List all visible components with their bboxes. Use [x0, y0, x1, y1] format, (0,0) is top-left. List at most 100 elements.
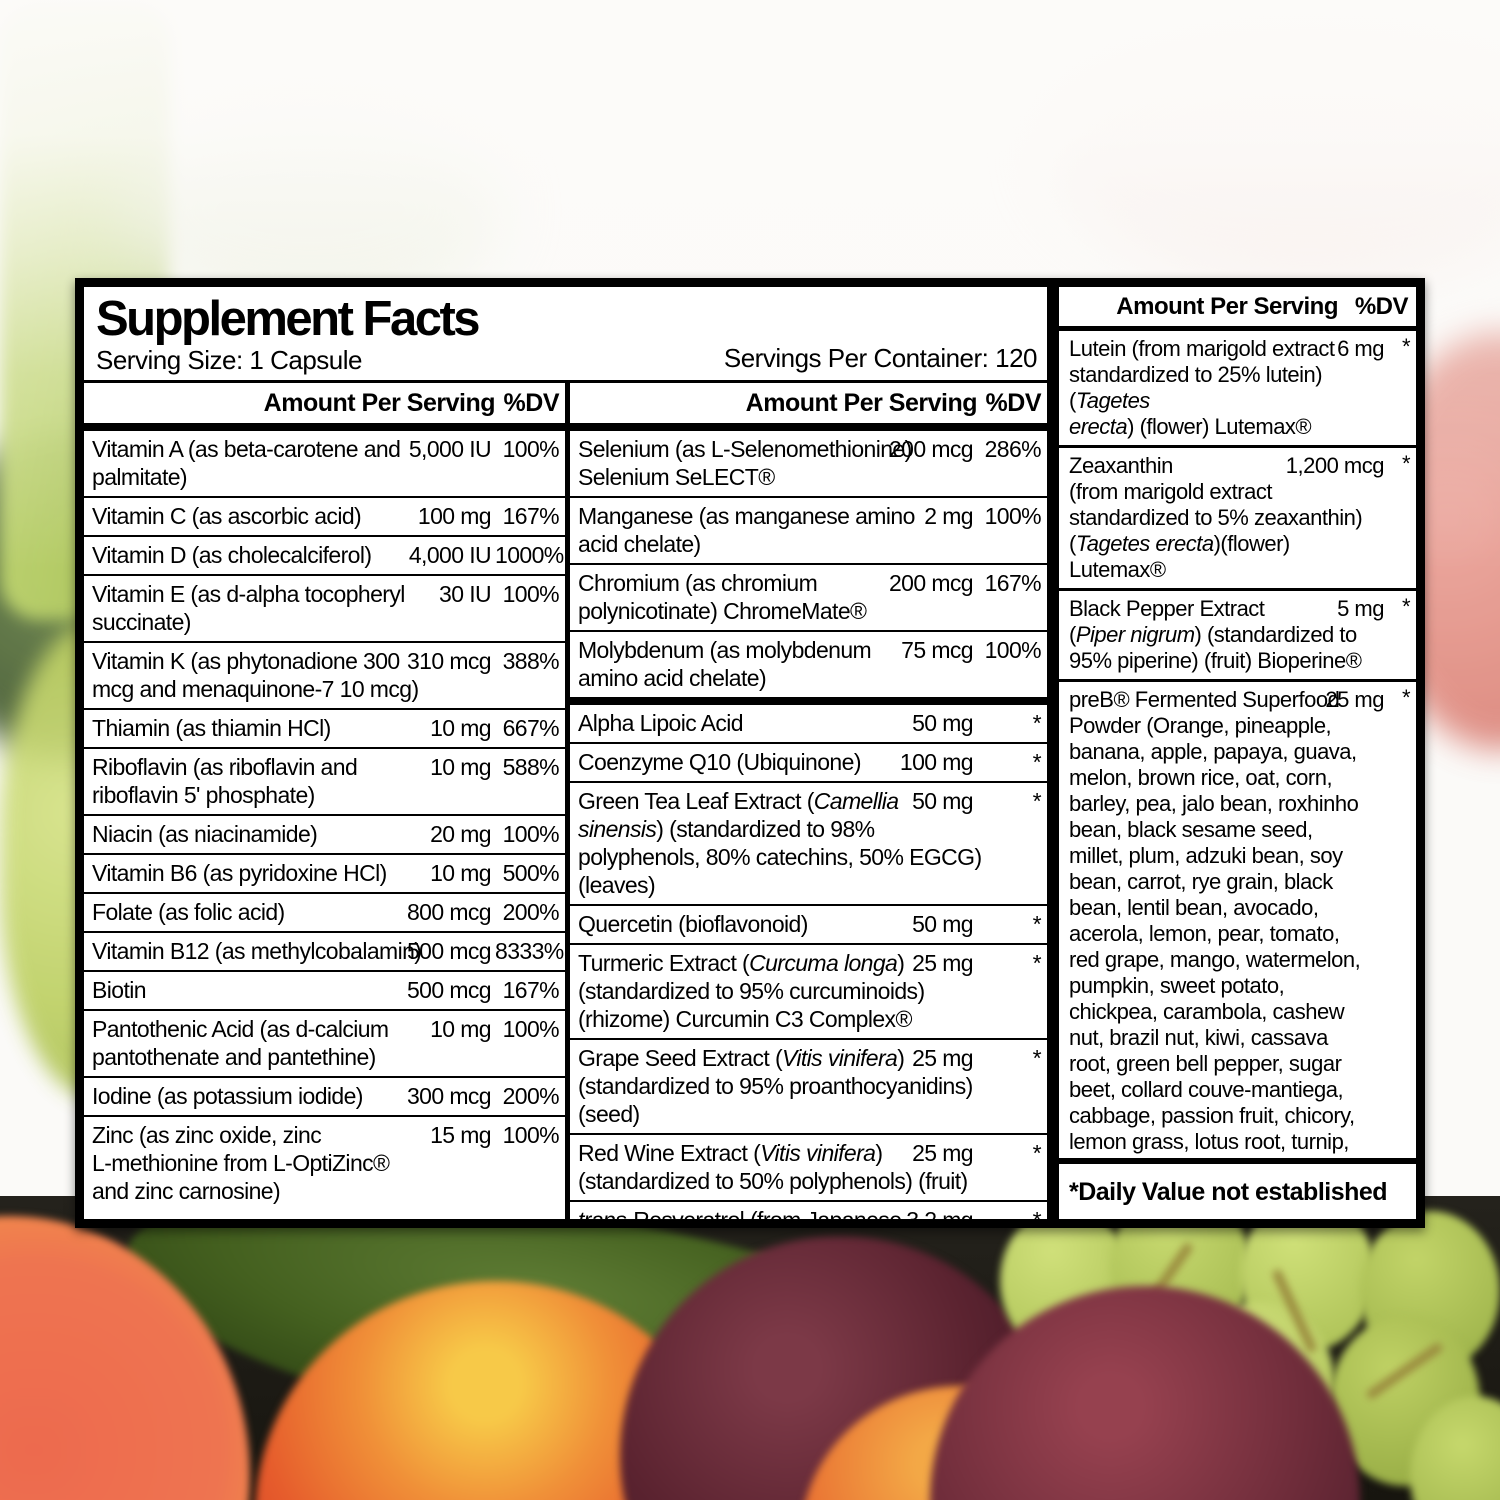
nutrient-amount: 10 mg	[430, 754, 492, 780]
nutrient-row: Coenzyme Q10 (Ubiquinone) 100 mg *	[570, 742, 1047, 781]
nutrient-dv: *	[1401, 451, 1411, 476]
title-block: Supplement Facts Serving Size: 1 Capsule…	[84, 287, 1047, 380]
nutrient-dv: *	[1032, 1140, 1042, 1166]
nutrient-dv: 200%	[502, 899, 560, 925]
nutrient-row: Turmeric Extract (Curcuma longa) (standa…	[570, 943, 1047, 1038]
nutrient-dv: *	[1032, 749, 1042, 775]
nutrient-row: Green Tea Leaf Extract (Camellia sinensi…	[570, 781, 1047, 904]
nutrient-amount: 100 mg	[417, 503, 492, 529]
nutrient-row: Biotin 500 mcg 167%	[84, 970, 565, 1009]
nutrient-amount: 10 mg	[430, 1016, 492, 1042]
header-dv-label: %DV	[985, 389, 1042, 417]
nutrient-row: Selenium (as L-Selenomethionine) Seleniu…	[570, 431, 1047, 496]
nutrient-name: Black Pepper Extract (Piper nigrum) (sta…	[1069, 596, 1362, 673]
nutrient-row: Vitamin A (as beta-carotene and palmitat…	[84, 431, 565, 496]
nutrient-amount: 200 mcg	[888, 436, 974, 462]
nutrient-amount: 5 mg	[1337, 596, 1384, 621]
nutrient-amount: 50 mg	[912, 911, 974, 937]
nutrient-name: Lutein (from marigold extract standardiz…	[1069, 336, 1335, 439]
nutrient-amount: 300 mcg	[406, 1083, 492, 1109]
nutrient-rows: Selenium (as L-Selenomethionine) Seleniu…	[570, 431, 1047, 1219]
nutrient-row: trans-Resveratrol (from Japanese knotwee…	[570, 1200, 1047, 1219]
nutrient-name: Iodine (as potassium iodide)	[92, 1083, 363, 1109]
nutrient-dv: 100%	[502, 1016, 560, 1042]
nutrient-name: Vitamin K (as phytonadione 300 mcg and m…	[92, 648, 419, 702]
nutrient-row: Grape Seed Extract (Vitis vinifera) (sta…	[570, 1038, 1047, 1133]
nutrient-dv: *	[1401, 685, 1411, 710]
nutrient-row: Folate (as folic acid) 800 mcg 200%	[84, 892, 565, 931]
nutrient-amount: 4,000 IU	[408, 542, 492, 568]
nutrient-row: Vitamin B6 (as pyridoxine HCl) 10 mg 500%	[84, 853, 565, 892]
nutrient-amount: 25 mg	[912, 1140, 974, 1166]
nutrient-column-3: Amount Per Serving %DV Lutein (from mari…	[1059, 287, 1416, 1219]
nutrient-name: Green Tea Leaf Extract (Camellia sinensi…	[578, 788, 982, 898]
nutrient-row: Manganese (as manganese amino acid chela…	[570, 496, 1047, 563]
nutrient-row: preB® Fermented Superfood Powder (Orange…	[1059, 679, 1416, 1158]
nutrient-row: Vitamin K (as phytonadione 300 mcg and m…	[84, 641, 565, 708]
nutrient-amount: 200 mcg	[888, 570, 974, 596]
nutrient-dv: 1000%	[495, 542, 564, 568]
nutrient-dv: 100%	[502, 436, 560, 462]
nutrient-amount: 15 mg	[430, 1122, 492, 1148]
nutrient-name: Zeaxanthin (from marigold extract standa…	[1069, 453, 1363, 582]
nutrient-amount: 2 mg	[924, 503, 973, 529]
column-header: Amount Per Serving %DV	[570, 383, 1047, 423]
nutrient-row: Vitamin C (as ascorbic acid) 100 mg 167%	[84, 496, 565, 535]
panel-left-section: Supplement Facts Serving Size: 1 Capsule…	[84, 287, 1047, 1219]
nutrient-dv: 200%	[502, 1083, 560, 1109]
supplement-facts-panel: Supplement Facts Serving Size: 1 Capsule…	[75, 278, 1425, 1228]
nutrient-amount: 1,200 mcg	[1285, 453, 1385, 478]
nutrient-name: Alpha Lipoic Acid	[578, 710, 744, 736]
nutrient-dv: 100%	[502, 1122, 560, 1148]
nutrient-dv: *	[1032, 788, 1042, 814]
nutrient-amount: 800 mcg	[406, 899, 492, 925]
nutrient-name: Biotin	[92, 977, 147, 1003]
header-amount-label: Amount Per Serving	[263, 389, 496, 417]
daily-value-footnote: *Daily Value not established	[1069, 1178, 1388, 1206]
title-group: Supplement Facts Serving Size: 1 Capsule	[96, 293, 481, 375]
nutrient-name: Chromium (as chromium polynicotinate) Ch…	[578, 570, 867, 624]
nutrient-dv: 388%	[502, 648, 560, 674]
nutrient-amount: 6 mg	[1337, 336, 1384, 361]
nutrient-dv: 286%	[984, 436, 1042, 462]
nutrient-row: Black Pepper Extract (Piper nigrum) (sta…	[1059, 588, 1416, 679]
nutrient-rows: Lutein (from marigold extract standardiz…	[1059, 331, 1416, 1158]
nutrient-dv: *	[977, 1206, 1042, 1219]
column-header: Amount Per Serving %DV	[1059, 287, 1416, 326]
nutrient-amount: 500 mcg	[406, 977, 492, 1003]
nutrient-name: Niacin (as niacinamide)	[92, 821, 318, 847]
nutrient-dv: 167%	[502, 503, 560, 529]
nutrient-dv: 667%	[502, 715, 560, 741]
nutrient-amount: 10 mg	[430, 715, 492, 741]
nutrient-amount: 75 mcg	[901, 637, 973, 663]
nutrient-column-1: Amount Per Serving %DV Vitamin A (as bet…	[84, 383, 570, 1219]
header-bar	[84, 423, 565, 431]
nutrient-dv: 500%	[502, 860, 560, 886]
nutrient-amount: 25 mg	[1325, 687, 1384, 712]
nutrient-dv: *	[1032, 1045, 1042, 1071]
serving-size-text: Serving Size: 1 Capsule	[96, 345, 362, 375]
header-amount-label: Amount Per Serving	[1116, 293, 1338, 320]
nutrient-dv: *	[1032, 710, 1042, 736]
nutrient-row: Riboflavin (as riboflavin and riboflavin…	[84, 747, 565, 814]
nutrient-row: Pantothenic Acid (as d-calcium pantothen…	[84, 1009, 565, 1076]
nutrient-dv: *	[1401, 594, 1411, 619]
nutrient-dv: *	[1032, 950, 1042, 976]
nutrient-row: Vitamin E (as d-alpha tocopheryl succina…	[84, 574, 565, 641]
nutrient-row: Iodine (as potassium iodide) 300 mcg 200%	[84, 1076, 565, 1115]
nutrient-amount: 30 IU	[439, 581, 492, 607]
nutrient-name: Vitamin E (as d-alpha tocopheryl succina…	[92, 581, 405, 635]
header-bar	[570, 423, 1047, 431]
nutrient-amount: 50 mg	[912, 710, 974, 736]
nutrient-row: Lutein (from marigold extract standardiz…	[1059, 331, 1416, 445]
nutrient-name: trans-Resveratrol (from Japanese knotwee…	[578, 1206, 1041, 1219]
nutrient-row: Red Wine Extract (Vitis vinifera) (stand…	[570, 1133, 1047, 1200]
header-dv-label: %DV	[1354, 293, 1409, 320]
nutrient-name: Folate (as folic acid)	[92, 899, 285, 925]
nutrient-amount: 25 mg	[912, 950, 974, 976]
header-bar	[1059, 326, 1416, 331]
nutrient-name: Quercetin (bioflavonoid)	[578, 911, 808, 937]
nutrient-amount: 500 mcg	[406, 938, 492, 964]
nutrient-row: Vitamin B12 (as methylcobalamin) 500 mcg 8…	[84, 931, 565, 970]
column-divider	[1047, 287, 1059, 1219]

◇ ◇ ◇ ◇ ◇

:: What this task involves ::
Filter the material above down to the lines that hold the word "marigold".

:: Answer section ::
nutrient-name: Lutein (from marigold extract standardiz…	[1069, 336, 1335, 439]
nutrient-name: Zeaxanthin (from marigold extract standa…	[1069, 453, 1363, 582]
nutrient-rows: Lutein (from marigold extract standardiz…	[1059, 331, 1416, 1158]
nutrient-row: Lutein (from marigold extract standardiz…	[1059, 331, 1416, 445]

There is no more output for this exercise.